■ **PROBLEM**: Pick out the lines containing "accent".

■ **DATA SHOWN**:
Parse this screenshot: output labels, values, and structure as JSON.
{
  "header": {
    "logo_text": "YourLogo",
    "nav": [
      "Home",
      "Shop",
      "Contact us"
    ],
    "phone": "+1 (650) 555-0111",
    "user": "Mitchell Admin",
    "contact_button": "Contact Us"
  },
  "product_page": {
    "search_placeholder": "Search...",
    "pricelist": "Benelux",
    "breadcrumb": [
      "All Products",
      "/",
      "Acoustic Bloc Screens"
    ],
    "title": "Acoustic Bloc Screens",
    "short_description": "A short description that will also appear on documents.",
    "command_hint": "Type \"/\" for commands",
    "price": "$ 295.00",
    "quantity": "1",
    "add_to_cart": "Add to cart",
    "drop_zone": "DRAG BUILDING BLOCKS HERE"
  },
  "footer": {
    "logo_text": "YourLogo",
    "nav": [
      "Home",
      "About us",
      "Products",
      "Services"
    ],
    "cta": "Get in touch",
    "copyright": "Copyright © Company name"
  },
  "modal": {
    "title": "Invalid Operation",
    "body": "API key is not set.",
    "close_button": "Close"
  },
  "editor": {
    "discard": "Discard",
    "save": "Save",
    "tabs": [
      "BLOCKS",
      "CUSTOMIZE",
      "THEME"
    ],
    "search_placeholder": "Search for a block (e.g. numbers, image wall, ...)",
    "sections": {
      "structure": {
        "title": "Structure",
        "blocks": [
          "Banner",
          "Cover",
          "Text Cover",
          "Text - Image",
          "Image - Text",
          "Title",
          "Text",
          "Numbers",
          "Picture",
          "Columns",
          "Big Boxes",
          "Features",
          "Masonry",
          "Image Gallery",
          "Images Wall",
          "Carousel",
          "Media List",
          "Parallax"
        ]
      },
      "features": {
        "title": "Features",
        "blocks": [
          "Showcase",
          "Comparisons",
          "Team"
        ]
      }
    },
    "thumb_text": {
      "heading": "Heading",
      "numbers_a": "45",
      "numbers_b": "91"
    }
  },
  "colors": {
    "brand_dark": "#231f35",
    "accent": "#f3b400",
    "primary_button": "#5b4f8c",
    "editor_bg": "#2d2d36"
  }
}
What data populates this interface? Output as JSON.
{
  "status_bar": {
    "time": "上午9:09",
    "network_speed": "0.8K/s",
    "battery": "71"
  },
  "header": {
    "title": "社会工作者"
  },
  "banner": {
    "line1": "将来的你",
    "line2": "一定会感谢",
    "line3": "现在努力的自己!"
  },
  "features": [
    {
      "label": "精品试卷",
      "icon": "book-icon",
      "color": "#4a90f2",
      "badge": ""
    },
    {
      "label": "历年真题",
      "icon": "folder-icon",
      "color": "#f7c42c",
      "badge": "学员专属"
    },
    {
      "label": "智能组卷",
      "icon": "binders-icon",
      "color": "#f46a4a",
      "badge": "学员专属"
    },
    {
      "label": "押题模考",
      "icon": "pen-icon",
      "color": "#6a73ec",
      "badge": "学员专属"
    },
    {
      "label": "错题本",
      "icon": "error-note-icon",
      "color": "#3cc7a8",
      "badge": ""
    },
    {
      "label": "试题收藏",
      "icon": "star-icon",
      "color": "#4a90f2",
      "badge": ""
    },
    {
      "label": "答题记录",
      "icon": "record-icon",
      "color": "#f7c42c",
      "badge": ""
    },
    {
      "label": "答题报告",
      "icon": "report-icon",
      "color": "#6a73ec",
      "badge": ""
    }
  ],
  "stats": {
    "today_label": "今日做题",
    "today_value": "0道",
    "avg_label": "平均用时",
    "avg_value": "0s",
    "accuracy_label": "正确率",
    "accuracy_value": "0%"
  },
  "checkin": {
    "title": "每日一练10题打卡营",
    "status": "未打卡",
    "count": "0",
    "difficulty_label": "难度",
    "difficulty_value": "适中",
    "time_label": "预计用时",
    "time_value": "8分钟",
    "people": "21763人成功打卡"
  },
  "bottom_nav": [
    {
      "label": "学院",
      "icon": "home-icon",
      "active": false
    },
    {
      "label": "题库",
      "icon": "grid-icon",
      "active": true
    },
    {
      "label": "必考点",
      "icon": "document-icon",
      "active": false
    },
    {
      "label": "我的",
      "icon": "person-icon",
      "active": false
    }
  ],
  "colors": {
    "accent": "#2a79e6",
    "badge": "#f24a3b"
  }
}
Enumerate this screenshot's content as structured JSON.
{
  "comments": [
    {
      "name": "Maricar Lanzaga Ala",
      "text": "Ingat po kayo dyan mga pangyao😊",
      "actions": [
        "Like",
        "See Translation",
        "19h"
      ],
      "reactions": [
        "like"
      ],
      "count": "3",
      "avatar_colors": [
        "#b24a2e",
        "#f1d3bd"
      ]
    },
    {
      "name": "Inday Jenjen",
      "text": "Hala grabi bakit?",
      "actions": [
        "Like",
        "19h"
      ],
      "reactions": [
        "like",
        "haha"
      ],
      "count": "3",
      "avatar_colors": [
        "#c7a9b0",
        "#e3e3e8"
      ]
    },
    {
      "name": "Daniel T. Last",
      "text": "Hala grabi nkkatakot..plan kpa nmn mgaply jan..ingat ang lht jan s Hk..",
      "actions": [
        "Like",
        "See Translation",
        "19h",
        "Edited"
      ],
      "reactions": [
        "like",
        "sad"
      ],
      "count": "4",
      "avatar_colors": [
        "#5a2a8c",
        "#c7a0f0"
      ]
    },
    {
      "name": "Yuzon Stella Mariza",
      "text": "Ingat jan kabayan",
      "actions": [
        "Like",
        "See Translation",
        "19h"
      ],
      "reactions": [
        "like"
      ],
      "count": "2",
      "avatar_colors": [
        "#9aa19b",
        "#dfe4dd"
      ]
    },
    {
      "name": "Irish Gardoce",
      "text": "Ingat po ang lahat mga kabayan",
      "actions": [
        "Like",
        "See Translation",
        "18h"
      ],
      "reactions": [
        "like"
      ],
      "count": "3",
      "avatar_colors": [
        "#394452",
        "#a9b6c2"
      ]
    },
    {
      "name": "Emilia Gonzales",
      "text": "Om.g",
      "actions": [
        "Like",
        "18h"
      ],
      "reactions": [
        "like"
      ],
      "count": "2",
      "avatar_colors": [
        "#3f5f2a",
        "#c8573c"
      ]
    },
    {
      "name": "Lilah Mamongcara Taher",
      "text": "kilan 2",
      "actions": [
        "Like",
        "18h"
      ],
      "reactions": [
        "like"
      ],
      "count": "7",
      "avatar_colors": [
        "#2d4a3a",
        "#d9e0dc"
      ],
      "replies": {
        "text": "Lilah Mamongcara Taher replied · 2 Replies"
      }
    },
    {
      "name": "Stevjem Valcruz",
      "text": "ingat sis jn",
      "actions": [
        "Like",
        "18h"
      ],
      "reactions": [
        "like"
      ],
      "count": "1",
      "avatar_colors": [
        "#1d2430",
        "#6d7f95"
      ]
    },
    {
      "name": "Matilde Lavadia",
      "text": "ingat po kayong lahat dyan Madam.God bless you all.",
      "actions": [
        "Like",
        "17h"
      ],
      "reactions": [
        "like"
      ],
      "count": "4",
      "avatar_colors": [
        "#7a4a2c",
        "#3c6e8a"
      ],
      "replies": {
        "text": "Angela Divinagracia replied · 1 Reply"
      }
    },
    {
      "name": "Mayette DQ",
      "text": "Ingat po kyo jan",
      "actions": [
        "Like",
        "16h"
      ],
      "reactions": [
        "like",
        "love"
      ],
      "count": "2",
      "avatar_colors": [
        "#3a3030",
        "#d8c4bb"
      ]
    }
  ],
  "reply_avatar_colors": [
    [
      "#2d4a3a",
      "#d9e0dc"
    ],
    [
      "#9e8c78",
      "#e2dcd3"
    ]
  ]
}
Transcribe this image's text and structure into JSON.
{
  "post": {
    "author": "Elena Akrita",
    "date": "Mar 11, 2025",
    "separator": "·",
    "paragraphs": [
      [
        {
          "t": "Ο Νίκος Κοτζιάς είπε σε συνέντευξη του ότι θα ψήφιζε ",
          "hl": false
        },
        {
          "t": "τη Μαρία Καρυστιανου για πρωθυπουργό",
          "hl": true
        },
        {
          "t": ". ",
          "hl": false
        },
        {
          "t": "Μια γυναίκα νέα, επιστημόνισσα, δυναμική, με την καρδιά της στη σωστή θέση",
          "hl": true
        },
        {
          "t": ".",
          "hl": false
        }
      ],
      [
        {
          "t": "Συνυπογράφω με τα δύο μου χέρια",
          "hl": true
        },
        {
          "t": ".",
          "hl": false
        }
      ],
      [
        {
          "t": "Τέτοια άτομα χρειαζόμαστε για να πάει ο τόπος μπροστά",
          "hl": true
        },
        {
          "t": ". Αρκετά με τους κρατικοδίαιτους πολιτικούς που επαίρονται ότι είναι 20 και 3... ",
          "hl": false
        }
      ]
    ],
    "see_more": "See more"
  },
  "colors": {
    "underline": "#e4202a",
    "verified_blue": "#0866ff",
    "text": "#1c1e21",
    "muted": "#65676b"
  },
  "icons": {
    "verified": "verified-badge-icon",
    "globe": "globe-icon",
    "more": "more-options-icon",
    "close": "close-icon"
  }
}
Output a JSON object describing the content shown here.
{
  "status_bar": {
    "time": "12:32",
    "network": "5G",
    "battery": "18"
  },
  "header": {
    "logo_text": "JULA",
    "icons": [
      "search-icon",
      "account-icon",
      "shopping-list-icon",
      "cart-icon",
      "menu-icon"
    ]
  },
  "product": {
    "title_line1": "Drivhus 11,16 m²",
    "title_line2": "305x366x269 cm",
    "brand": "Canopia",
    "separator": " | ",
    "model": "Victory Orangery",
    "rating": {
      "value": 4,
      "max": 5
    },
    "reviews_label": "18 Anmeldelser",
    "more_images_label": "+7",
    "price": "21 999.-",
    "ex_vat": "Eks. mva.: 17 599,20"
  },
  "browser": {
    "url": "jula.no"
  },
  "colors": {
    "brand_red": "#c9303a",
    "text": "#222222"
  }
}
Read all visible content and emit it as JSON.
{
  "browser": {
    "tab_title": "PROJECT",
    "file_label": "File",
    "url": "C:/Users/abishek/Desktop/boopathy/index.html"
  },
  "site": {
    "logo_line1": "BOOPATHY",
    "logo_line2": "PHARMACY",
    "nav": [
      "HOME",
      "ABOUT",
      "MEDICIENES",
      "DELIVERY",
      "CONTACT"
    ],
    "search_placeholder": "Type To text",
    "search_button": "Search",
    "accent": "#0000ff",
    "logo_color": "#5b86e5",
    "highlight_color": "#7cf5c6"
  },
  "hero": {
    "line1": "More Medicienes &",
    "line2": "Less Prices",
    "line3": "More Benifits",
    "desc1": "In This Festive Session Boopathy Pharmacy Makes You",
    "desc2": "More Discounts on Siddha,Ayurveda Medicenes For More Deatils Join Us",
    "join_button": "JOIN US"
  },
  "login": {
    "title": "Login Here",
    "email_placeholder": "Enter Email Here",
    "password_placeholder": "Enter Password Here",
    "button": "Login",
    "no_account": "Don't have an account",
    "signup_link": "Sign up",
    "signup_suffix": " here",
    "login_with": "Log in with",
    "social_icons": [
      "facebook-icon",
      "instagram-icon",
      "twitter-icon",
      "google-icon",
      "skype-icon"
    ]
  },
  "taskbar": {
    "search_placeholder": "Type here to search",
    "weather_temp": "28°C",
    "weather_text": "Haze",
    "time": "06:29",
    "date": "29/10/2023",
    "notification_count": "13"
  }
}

■ **COMPLETED TASK**:
    "accent": "#f3b400",
    "accent": "#2a79e6",
    "accent": "#0000ff",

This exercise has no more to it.